(Data excerpts)
** BEGIN **
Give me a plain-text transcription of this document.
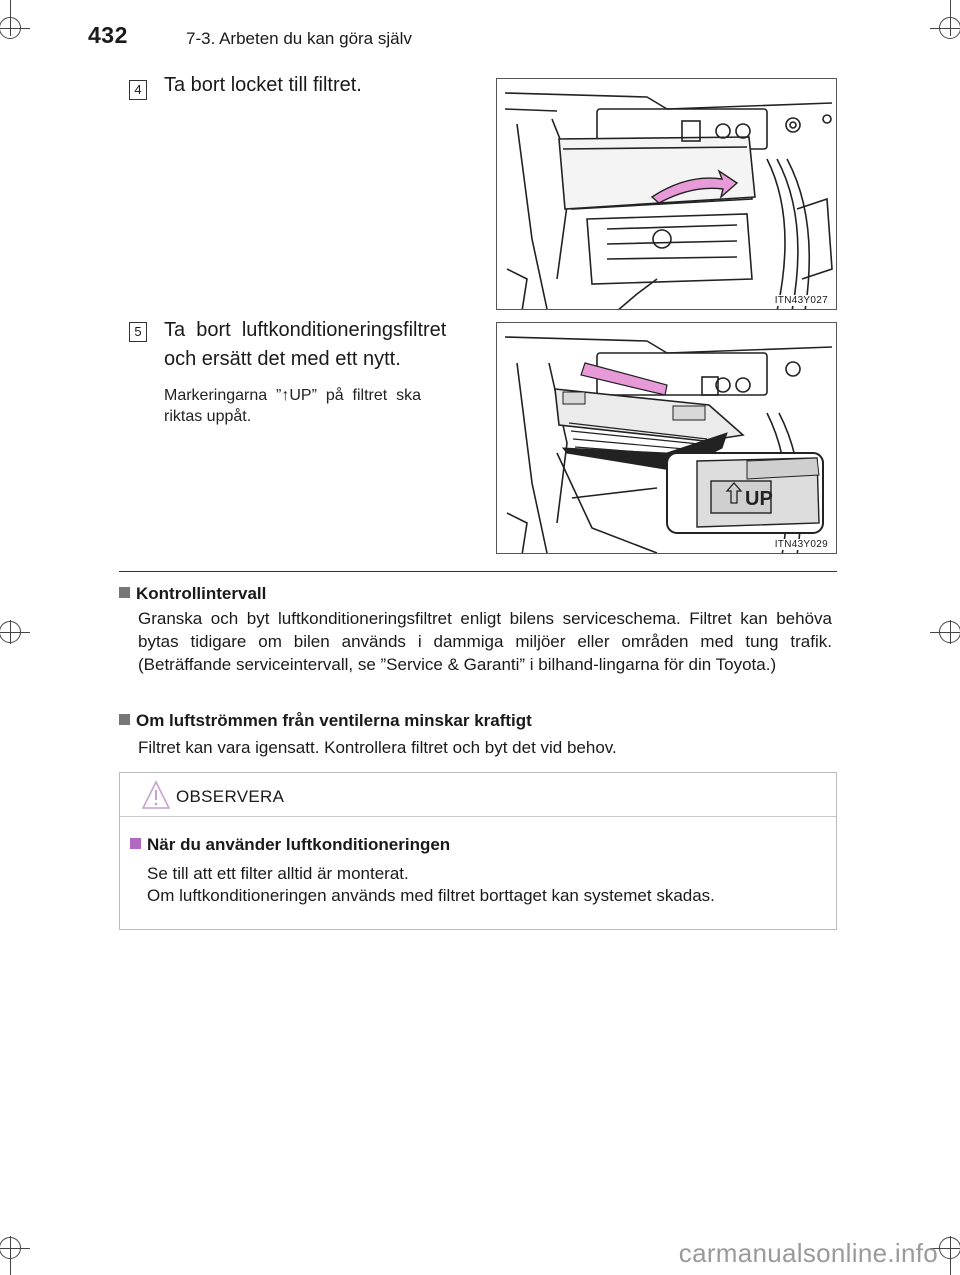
432	7-3. Arbeten du kan göra själv
4 Ta bort locket till filtret.
ITN43Y027
5 Ta  bort  luftkonditioneringsfiltret
och ersätt det med ett nytt.
Markeringarna  ”↑UP”  på  filtret  ska
riktas uppåt.
UP
ITN43Y029
Kontrollintervall
Granska och byt luftkonditioneringsfiltret enligt bilens serviceschema. Filtret kan behöva bytas tidigare om bilen används i dammiga miljöer eller områden med tung trafik. (Beträffande serviceintervall, se ”Service & Garanti” i bilhand-lingarna för din Toyota.)
Om luftströmmen från ventilerna minskar kraftigt
Filtret kan vara igensatt. Kontrollera filtret och byt det vid behov.
OBSERVERA
När du använder luftkonditioneringen
Se till att ett filter alltid är monterat.
Om luftkonditioneringen används med filtret borttaget kan systemet skadas.
carmanualsonline.info
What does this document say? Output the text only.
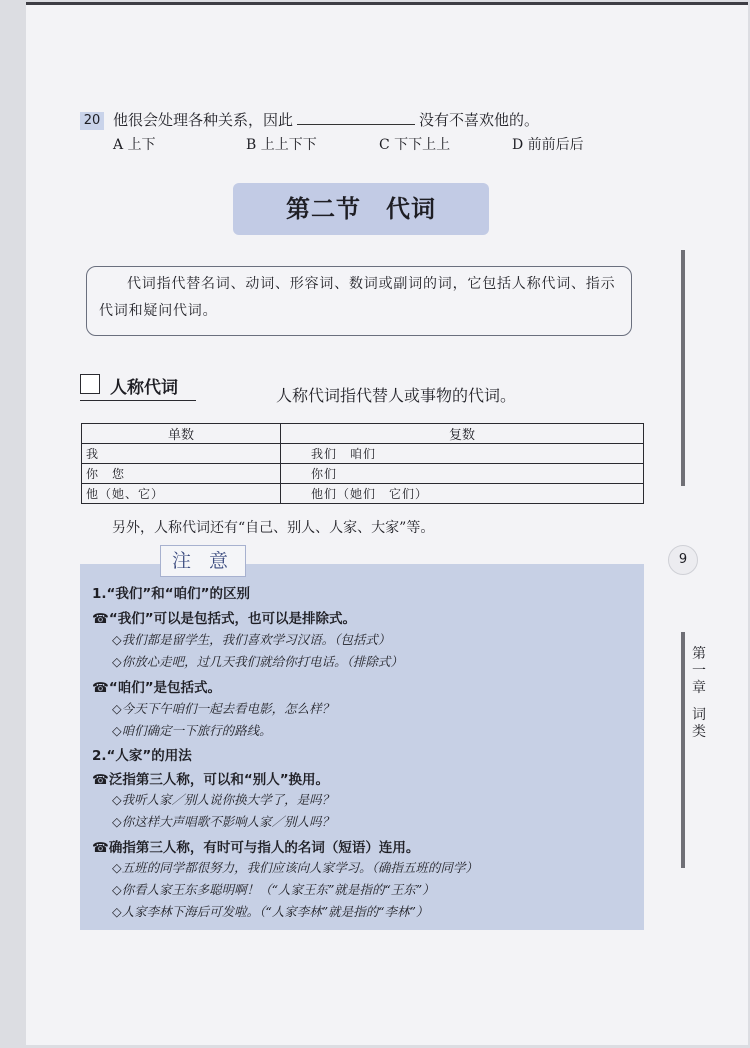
20 他很会处理各种关系，因此	没有不喜欢他的。
A 上下	B 上上下下	C 下下上上	D 前前后后
第二节　代词

代词指代替名词、动词、形容词、数词或副词的词，它包括人称代词、指示代词和疑问代词。

人称代词	人称代词指代替人或事物的代词。
单数	复数
我	我们　咱们
你　您	你们
他（她、它）	他们（她们　它们）
另外，人称代词还有“自己、别人、人家、大家”等。
1.“我们”和“咱们”的区别
☎“我们”可以是包括式，也可以是排除式。
◇我们都是留学生，我们喜欢学习汉语。（包括式）
◇你放心走吧，过几天我们就给你打电话。（排除式）
☎“咱们”是包括式。
◇今天下午咱们一起去看电影，怎么样？
◇咱们确定一下旅行的路线。
2.“人家”的用法
☎泛指第三人称，可以和“别人”换用。
◇我听人家／别人说你换大学了，是吗？
◇你这样大声唱歌不影响人家／别人吗？
☎确指第三人称，有时可与指人的名词（短语）连用。
◇五班的同学都很努力，我们应该向人家学习。（确指五班的同学）
◇你看人家王东多聪明啊！（“人家王东”就是指的“王东”）
◇人家李林下海后可发啦。（“人家李林”就是指的“李林”）
注 意	9
第
一
章
词
类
** END **
Exercise goal:
Exactly as written, set down the lines from the line holding "What does this" to the last line of the data, both ends included, pictures excluded.

Answer to the task:
What does this document say? Output the text only.
20 他很会处理各种关系，因此	没有不喜欢他的。
A 上下	B 上上下下	C 下下上上	D 前前后后
第二节　代词

代词指代替名词、动词、形容词、数词或副词的词，它包括人称代词、指示代词和疑问代词。

人称代词	人称代词指代替人或事物的代词。
单数	复数
我	我们　咱们
你　您	你们
他（她、它）	他们（她们　它们）
另外，人称代词还有“自己、别人、人家、大家”等。
1.“我们”和“咱们”的区别
☎“我们”可以是包括式，也可以是排除式。
◇我们都是留学生，我们喜欢学习汉语。（包括式）
◇你放心走吧，过几天我们就给你打电话。（排除式）
☎“咱们”是包括式。
◇今天下午咱们一起去看电影，怎么样？
◇咱们确定一下旅行的路线。
2.“人家”的用法
☎泛指第三人称，可以和“别人”换用。
◇我听人家／别人说你换大学了，是吗？
◇你这样大声唱歌不影响人家／别人吗？
☎确指第三人称，有时可与指人的名词（短语）连用。
◇五班的同学都很努力，我们应该向人家学习。（确指五班的同学）
◇你看人家王东多聪明啊！（“人家王东”就是指的“王东”）
◇人家李林下海后可发啦。（“人家李林”就是指的“李林”）
注 意	9
第
一
章
词
类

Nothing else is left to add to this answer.